→ GOAL OF THE EXERCISE
Copy out everything in the records below, starting at the line containing "- ratio-y-tick-label: 0.5: [51, 908, 77, 929]" and ending at the line containing "- x-tick-label: 0: [99, 963, 110, 984]", both lines included, with no changes.
## BEGIN SUPPLIED RECORDS
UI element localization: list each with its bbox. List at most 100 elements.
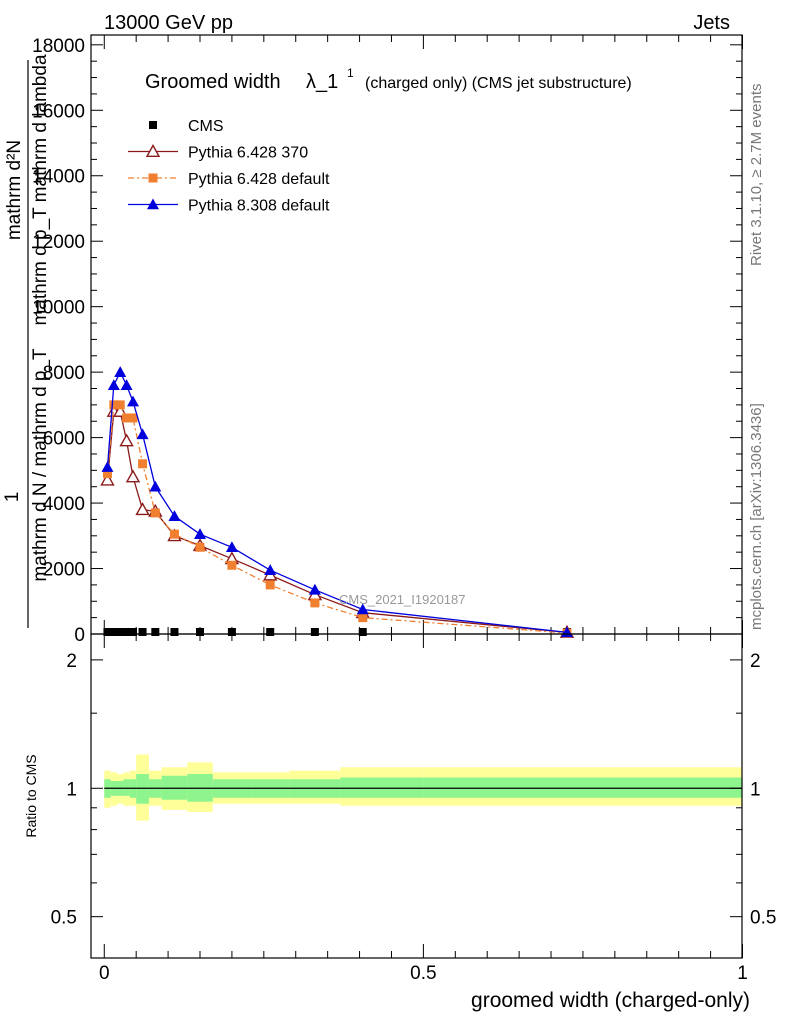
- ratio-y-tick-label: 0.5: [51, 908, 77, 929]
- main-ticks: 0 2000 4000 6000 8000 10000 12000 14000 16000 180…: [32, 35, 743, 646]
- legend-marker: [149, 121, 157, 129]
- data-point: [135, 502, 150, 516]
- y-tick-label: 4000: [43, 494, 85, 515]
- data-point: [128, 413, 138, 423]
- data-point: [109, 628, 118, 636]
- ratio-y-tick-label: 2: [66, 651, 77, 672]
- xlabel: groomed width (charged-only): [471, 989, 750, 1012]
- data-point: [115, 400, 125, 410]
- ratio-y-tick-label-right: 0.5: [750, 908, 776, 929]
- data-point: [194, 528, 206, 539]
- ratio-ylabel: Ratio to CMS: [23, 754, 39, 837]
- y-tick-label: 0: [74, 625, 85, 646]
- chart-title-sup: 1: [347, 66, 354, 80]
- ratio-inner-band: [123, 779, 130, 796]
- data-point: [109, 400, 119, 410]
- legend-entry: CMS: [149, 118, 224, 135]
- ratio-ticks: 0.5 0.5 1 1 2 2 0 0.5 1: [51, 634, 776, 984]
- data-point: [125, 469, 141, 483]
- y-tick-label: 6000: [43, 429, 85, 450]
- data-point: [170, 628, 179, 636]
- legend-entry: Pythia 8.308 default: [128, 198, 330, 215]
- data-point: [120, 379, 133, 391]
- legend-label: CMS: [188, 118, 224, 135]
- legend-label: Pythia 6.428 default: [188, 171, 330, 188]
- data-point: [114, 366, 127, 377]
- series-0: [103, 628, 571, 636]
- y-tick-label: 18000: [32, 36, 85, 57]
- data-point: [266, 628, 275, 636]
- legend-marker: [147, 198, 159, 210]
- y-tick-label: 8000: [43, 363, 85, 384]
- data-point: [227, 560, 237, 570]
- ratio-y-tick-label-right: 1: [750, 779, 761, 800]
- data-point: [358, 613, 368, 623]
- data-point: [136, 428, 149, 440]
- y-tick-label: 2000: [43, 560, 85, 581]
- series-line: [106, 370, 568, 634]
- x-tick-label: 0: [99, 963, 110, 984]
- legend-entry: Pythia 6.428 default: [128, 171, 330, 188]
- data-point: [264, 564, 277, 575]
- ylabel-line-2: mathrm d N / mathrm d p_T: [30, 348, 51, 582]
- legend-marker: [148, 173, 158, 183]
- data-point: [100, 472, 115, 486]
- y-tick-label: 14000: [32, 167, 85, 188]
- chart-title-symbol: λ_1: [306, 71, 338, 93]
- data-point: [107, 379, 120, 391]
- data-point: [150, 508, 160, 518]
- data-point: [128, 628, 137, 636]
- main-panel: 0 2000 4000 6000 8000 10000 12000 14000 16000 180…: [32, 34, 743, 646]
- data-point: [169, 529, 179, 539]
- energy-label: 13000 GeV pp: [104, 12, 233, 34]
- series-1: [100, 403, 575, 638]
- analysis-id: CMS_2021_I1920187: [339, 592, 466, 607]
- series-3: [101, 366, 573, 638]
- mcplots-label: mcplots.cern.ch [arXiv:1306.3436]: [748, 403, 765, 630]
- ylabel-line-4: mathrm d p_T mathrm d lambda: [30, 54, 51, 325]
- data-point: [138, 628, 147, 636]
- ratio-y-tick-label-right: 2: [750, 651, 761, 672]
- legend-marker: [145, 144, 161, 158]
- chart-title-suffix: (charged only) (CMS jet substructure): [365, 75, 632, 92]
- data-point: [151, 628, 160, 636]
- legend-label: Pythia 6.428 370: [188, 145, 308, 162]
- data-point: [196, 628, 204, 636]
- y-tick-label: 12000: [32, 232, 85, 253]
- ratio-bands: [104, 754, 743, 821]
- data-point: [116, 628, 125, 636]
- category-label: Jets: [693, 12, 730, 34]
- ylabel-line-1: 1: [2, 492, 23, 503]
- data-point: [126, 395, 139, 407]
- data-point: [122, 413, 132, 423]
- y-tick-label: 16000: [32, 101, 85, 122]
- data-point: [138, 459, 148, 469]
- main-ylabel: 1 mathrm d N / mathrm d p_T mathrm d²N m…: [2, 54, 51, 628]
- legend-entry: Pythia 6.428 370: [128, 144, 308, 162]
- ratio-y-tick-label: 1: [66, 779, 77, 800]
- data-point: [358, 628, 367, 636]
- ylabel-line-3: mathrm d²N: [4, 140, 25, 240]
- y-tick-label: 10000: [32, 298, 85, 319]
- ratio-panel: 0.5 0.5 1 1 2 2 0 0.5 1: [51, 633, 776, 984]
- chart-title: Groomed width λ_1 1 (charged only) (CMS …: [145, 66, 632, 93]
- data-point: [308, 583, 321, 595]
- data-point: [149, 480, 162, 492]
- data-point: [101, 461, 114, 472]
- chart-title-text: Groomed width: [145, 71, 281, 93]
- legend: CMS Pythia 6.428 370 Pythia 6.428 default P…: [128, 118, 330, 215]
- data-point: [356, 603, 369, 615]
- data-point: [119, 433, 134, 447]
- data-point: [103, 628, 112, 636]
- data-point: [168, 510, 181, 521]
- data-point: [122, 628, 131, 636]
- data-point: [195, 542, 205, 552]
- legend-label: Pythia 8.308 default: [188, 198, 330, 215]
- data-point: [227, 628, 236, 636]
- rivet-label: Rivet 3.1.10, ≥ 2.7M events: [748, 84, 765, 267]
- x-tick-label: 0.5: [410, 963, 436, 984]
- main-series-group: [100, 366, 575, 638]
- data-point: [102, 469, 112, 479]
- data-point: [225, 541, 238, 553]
## END SUPPLIED RECORDS
→ TASK SOLUTION
- ratio-y-tick-label: 0.5: [51, 908, 77, 929]
- main-ticks: 0 2000 4000 6000 8000 10000 12000 14000 16000 180…: [32, 35, 743, 646]
- legend-marker: [149, 121, 157, 129]
- data-point: [135, 502, 150, 516]
- y-tick-label: 4000: [43, 494, 85, 515]
- data-point: [128, 413, 138, 423]
- data-point: [109, 628, 118, 636]
- ratio-y-tick-label: 2: [66, 651, 77, 672]
- xlabel: groomed width (charged-only): [471, 989, 750, 1012]
- data-point: [115, 400, 125, 410]
- ratio-y-tick-label-right: 0.5: [750, 908, 776, 929]
- data-point: [194, 528, 206, 539]
- ratio-ylabel: Ratio to CMS: [23, 754, 39, 837]
- y-tick-label: 0: [74, 625, 85, 646]
- chart-title-sup: 1: [347, 66, 354, 80]
- ratio-inner-band: [123, 779, 130, 796]
- data-point: [109, 400, 119, 410]
- legend-entry: CMS: [149, 118, 224, 135]
- ratio-ticks: 0.5 0.5 1 1 2 2 0 0.5 1: [51, 634, 776, 984]
- data-point: [125, 469, 141, 483]
- y-tick-label: 6000: [43, 429, 85, 450]
- data-point: [170, 628, 179, 636]
- legend-entry: Pythia 8.308 default: [128, 198, 330, 215]
- data-point: [120, 379, 133, 391]
- legend-label: CMS: [188, 118, 224, 135]
- legend-label: Pythia 6.428 default: [188, 171, 330, 188]
- data-point: [114, 366, 127, 377]
- series-0: [103, 628, 571, 636]
- y-tick-label: 18000: [32, 36, 85, 57]
- data-point: [266, 628, 275, 636]
- legend-marker: [147, 198, 159, 210]
- y-tick-label: 8000: [43, 363, 85, 384]
- data-point: [227, 560, 237, 570]
- ratio-y-tick-label-right: 1: [750, 779, 761, 800]
- data-point: [358, 613, 368, 623]
- data-point: [136, 428, 149, 440]
- y-tick-label: 2000: [43, 560, 85, 581]
- series-line: [106, 370, 568, 634]
- x-tick-label: 0: [99, 963, 110, 984]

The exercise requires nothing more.